**Records provided:**
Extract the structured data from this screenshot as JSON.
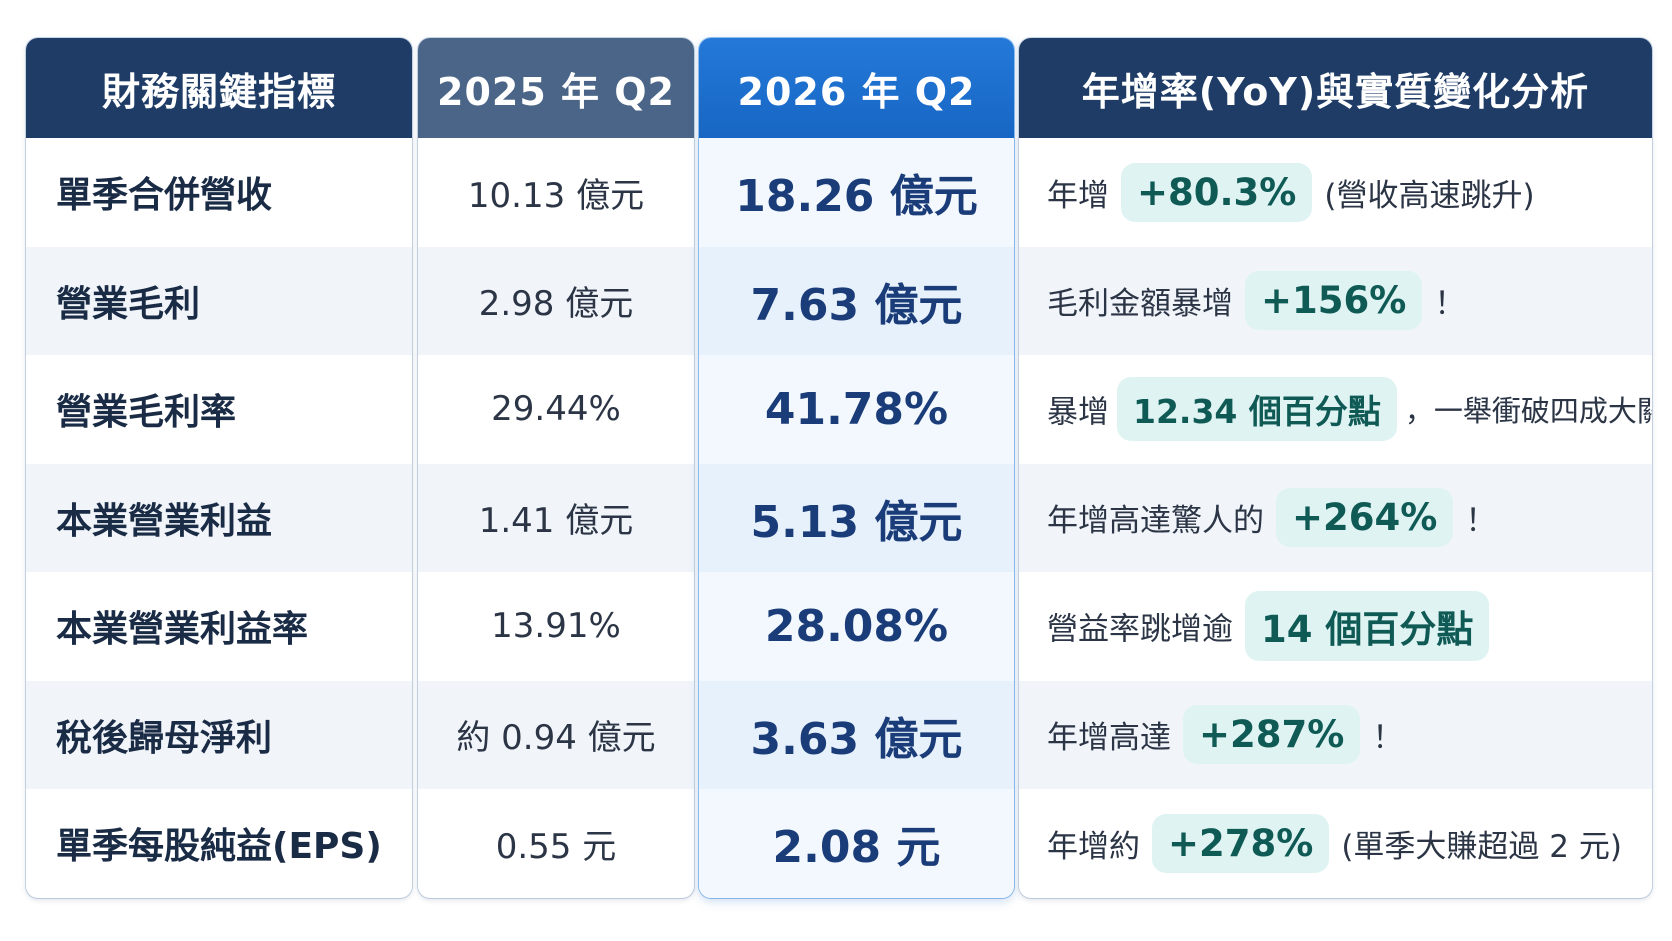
{
  "headers": {
    "metric": "財務關鍵指標",
    "q2025": "2025 年 Q2",
    "q2026": "2026 年 Q2",
    "yoy": "年增率(YoY)與實質變化分析"
  },
  "rows": [
    {
      "metric": "單季合併營收",
      "q2025": "10.13 億元",
      "q2026": "18.26 億元",
      "yoy_pre": "年增",
      "yoy_value": "+80.3%",
      "yoy_post": "(營收高速跳升)"
    },
    {
      "metric": "營業毛利",
      "q2025": "2.98 億元",
      "q2026": "7.63 億元",
      "yoy_pre": "毛利金額暴增",
      "yoy_value": "+156%",
      "yoy_post": "！"
    },
    {
      "metric": "營業毛利率",
      "q2025": "29.44%",
      "q2026": "41.78%",
      "yoy_pre": "暴增",
      "yoy_value": "12.34 個百分點",
      "yoy_post": "，一舉衝破四成大關！"
    },
    {
      "metric": "本業營業利益",
      "q2025": "1.41 億元",
      "q2026": "5.13 億元",
      "yoy_pre": "年增高達驚人的",
      "yoy_value": "+264%",
      "yoy_post": "！"
    },
    {
      "metric": "本業營業利益率",
      "q2025": "13.91%",
      "q2026": "28.08%",
      "yoy_pre": "營益率跳增逾",
      "yoy_value": "14 個百分點",
      "yoy_post": ""
    },
    {
      "metric": "稅後歸母淨利",
      "q2025": "約 0.94 億元",
      "q2026": "3.63 億元",
      "yoy_pre": "年增高達",
      "yoy_value": "+287%",
      "yoy_post": "！"
    },
    {
      "metric": "單季每股純益(EPS)",
      "q2025": "0.55 元",
      "q2026": "2.08 元",
      "yoy_pre": "年增約",
      "yoy_value": "+278%",
      "yoy_post": "(單季大賺超過 2 元)"
    }
  ],
  "colors": {
    "header_navy": "#1e3c66",
    "header_slate": "#4a6587",
    "header_blue": "#1766c4",
    "highlight_text": "#1a3c78",
    "pill_bg": "#dff3f3",
    "pill_text": "#0f5a55"
  }
}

**Do this:** Identify each line of the material where the word "metric" shows up, and copy it.

**Finished task:**
    "metric": "財務關鍵指標",
      "metric": "單季合併營收",
      "metric": "營業毛利",
      "metric": "營業毛利率",
      "metric": "本業營業利益",
      "metric": "本業營業利益率",
      "metric": "稅後歸母淨利",
      "metric": "單季每股純益(EPS)",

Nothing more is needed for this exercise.